Copy out each line below exactly as it appears.

> SOURCE RECORDS:

------

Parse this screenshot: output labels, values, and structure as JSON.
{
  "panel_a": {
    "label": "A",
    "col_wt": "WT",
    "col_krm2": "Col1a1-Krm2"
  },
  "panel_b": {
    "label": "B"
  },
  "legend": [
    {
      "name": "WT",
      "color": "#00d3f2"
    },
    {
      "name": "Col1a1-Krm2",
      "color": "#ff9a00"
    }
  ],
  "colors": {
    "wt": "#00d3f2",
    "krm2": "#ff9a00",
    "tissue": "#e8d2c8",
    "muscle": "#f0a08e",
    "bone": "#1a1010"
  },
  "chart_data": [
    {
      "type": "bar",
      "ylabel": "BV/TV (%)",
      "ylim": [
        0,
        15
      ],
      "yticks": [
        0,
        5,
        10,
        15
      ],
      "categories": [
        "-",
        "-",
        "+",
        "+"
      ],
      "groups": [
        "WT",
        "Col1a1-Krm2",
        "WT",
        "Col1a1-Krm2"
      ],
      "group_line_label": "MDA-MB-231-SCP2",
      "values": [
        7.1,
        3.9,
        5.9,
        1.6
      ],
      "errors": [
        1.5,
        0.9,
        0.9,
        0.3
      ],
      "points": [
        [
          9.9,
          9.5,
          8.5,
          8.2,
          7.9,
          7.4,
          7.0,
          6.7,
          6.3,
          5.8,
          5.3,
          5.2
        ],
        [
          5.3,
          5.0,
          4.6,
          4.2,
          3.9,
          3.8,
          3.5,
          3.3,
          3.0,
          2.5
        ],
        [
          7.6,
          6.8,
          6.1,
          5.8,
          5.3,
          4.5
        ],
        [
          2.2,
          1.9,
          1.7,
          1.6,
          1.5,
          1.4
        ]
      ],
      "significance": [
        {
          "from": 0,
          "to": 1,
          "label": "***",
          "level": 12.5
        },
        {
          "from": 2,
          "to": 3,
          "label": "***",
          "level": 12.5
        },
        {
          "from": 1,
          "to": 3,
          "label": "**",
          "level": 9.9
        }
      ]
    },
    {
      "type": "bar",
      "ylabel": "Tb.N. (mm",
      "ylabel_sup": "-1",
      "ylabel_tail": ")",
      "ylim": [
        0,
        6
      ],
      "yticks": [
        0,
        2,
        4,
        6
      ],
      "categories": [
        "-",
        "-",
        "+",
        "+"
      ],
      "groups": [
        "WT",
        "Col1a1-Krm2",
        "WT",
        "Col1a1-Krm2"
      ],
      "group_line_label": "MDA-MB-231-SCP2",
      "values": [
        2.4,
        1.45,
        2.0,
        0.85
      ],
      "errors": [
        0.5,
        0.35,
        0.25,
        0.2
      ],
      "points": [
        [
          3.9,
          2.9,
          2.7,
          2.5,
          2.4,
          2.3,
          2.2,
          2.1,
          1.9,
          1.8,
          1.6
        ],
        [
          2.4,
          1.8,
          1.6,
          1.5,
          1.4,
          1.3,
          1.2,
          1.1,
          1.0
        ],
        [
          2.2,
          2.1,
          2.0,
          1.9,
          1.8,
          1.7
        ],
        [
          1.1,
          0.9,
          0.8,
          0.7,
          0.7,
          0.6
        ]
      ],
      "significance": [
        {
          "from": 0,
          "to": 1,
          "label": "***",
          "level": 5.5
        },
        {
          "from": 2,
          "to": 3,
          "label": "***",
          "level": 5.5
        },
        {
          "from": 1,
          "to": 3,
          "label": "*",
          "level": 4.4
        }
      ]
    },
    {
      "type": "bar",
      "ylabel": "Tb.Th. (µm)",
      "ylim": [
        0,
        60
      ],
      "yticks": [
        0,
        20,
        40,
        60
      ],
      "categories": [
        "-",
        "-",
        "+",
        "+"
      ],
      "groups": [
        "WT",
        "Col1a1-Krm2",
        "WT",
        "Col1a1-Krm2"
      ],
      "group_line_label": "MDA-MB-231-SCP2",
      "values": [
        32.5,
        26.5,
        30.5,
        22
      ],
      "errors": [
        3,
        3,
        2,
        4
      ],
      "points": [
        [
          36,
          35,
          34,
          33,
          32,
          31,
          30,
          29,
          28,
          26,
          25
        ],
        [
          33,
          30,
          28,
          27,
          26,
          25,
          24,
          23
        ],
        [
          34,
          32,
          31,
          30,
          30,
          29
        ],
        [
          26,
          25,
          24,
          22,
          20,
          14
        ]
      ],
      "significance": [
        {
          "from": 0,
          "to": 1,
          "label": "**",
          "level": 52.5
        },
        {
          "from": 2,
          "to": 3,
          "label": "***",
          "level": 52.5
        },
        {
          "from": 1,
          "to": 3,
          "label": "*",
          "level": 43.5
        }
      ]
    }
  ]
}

------

> EXERCISE RESPONSE:
Parse this screenshot: output labels, values, and structure as JSON.
{
  "panel_a": {
    "label": "A",
    "col_wt": "WT",
    "col_krm2": "Col1a1-Krm2"
  },
  "panel_b": {
    "label": "B"
  },
  "legend": [
    {
      "name": "WT",
      "color": "#00d3f2"
    },
    {
      "name": "Col1a1-Krm2",
      "color": "#ff9a00"
    }
  ],
  "colors": {
    "wt": "#00d3f2",
    "krm2": "#ff9a00",
    "tissue": "#e8d2c8",
    "muscle": "#f0a08e",
    "bone": "#1a1010"
  },
  "chart_data": [
    {
      "type": "bar",
      "ylabel": "BV/TV (%)",
      "ylim": [
        0,
        15
      ],
      "yticks": [
        0,
        5,
        10,
        15
      ],
      "categories": [
        "-",
        "-",
        "+",
        "+"
      ],
      "groups": [
        "WT",
        "Col1a1-Krm2",
        "WT",
        "Col1a1-Krm2"
      ],
      "group_line_label": "MDA-MB-231-SCP2",
      "values": [
        7.1,
        3.9,
        5.9,
        1.6
      ],
      "errors": [
        1.5,
        0.9,
        0.9,
        0.3
      ],
      "points": [
        [
          9.9,
          9.5,
          8.5,
          8.2,
          7.9,
          7.4,
          7.0,
          6.7,
          6.3,
          5.8,
          5.3,
          5.2
        ],
        [
          5.3,
          5.0,
          4.6,
          4.2,
          3.9,
          3.8,
          3.5,
          3.3,
          3.0,
          2.5
        ],
        [
          7.6,
          6.8,
          6.1,
          5.8,
          5.3,
          4.5
        ],
        [
          2.2,
          1.9,
          1.7,
          1.6,
          1.5,
          1.4
        ]
      ],
      "significance": [
        {
          "from": 0,
          "to": 1,
          "label": "***",
          "level": 12.5
        },
        {
          "from": 2,
          "to": 3,
          "label": "***",
          "level": 12.5
        },
        {
          "from": 1,
          "to": 3,
          "label": "**",
          "level": 9.9
        }
      ]
    },
    {
      "type": "bar",
      "ylabel": "Tb.N. (mm",
      "ylabel_sup": "-1",
      "ylabel_tail": ")",
      "ylim": [
        0,
        6
      ],
      "yticks": [
        0,
        2,
        4,
        6
      ],
      "categories": [
        "-",
        "-",
        "+",
        "+"
      ],
      "groups": [
        "WT",
        "Col1a1-Krm2",
        "WT",
        "Col1a1-Krm2"
      ],
      "group_line_label": "MDA-MB-231-SCP2",
      "values": [
        2.4,
        1.45,
        2.0,
        0.85
      ],
      "errors": [
        0.5,
        0.35,
        0.25,
        0.2
      ],
      "points": [
        [
          3.9,
          2.9,
          2.7,
          2.5,
          2.4,
          2.3,
          2.2,
          2.1,
          1.9,
          1.8,
          1.6
        ],
        [
          2.4,
          1.8,
          1.6,
          1.5,
          1.4,
          1.3,
          1.2,
          1.1,
          1.0
        ],
        [
          2.2,
          2.1,
          2.0,
          1.9,
          1.8,
          1.7
        ],
        [
          1.1,
          0.9,
          0.8,
          0.7,
          0.7,
          0.6
        ]
      ],
      "significance": [
        {
          "from": 0,
          "to": 1,
          "label": "***",
          "level": 5.5
        },
        {
          "from": 2,
          "to": 3,
          "label": "***",
          "level": 5.5
        },
        {
          "from": 1,
          "to": 3,
          "label": "*",
          "level": 4.4
        }
      ]
    },
    {
      "type": "bar",
      "ylabel": "Tb.Th. (µm)",
      "ylim": [
        0,
        60
      ],
      "yticks": [
        0,
        20,
        40,
        60
      ],
      "categories": [
        "-",
        "-",
        "+",
        "+"
      ],
      "groups": [
        "WT",
        "Col1a1-Krm2",
        "WT",
        "Col1a1-Krm2"
      ],
      "group_line_label": "MDA-MB-231-SCP2",
      "values": [
        32.5,
        26.5,
        30.5,
        22
      ],
      "errors": [
        3,
        3,
        2,
        4
      ],
      "points": [
        [
          36,
          35,
          34,
          33,
          32,
          31,
          30,
          29,
          28,
          26,
          25
        ],
        [
          33,
          30,
          28,
          27,
          26,
          25,
          24,
          23
        ],
        [
          34,
          32,
          31,
          30,
          30,
          29
        ],
        [
          26,
          25,
          24,
          22,
          20,
          14
        ]
      ],
      "significance": [
        {
          "from": 0,
          "to": 1,
          "label": "**",
          "level": 52.5
        },
        {
          "from": 2,
          "to": 3,
          "label": "***",
          "level": 52.5
        },
        {
          "from": 1,
          "to": 3,
          "label": "*",
          "level": 43.5
        }
      ]
    }
  ]
}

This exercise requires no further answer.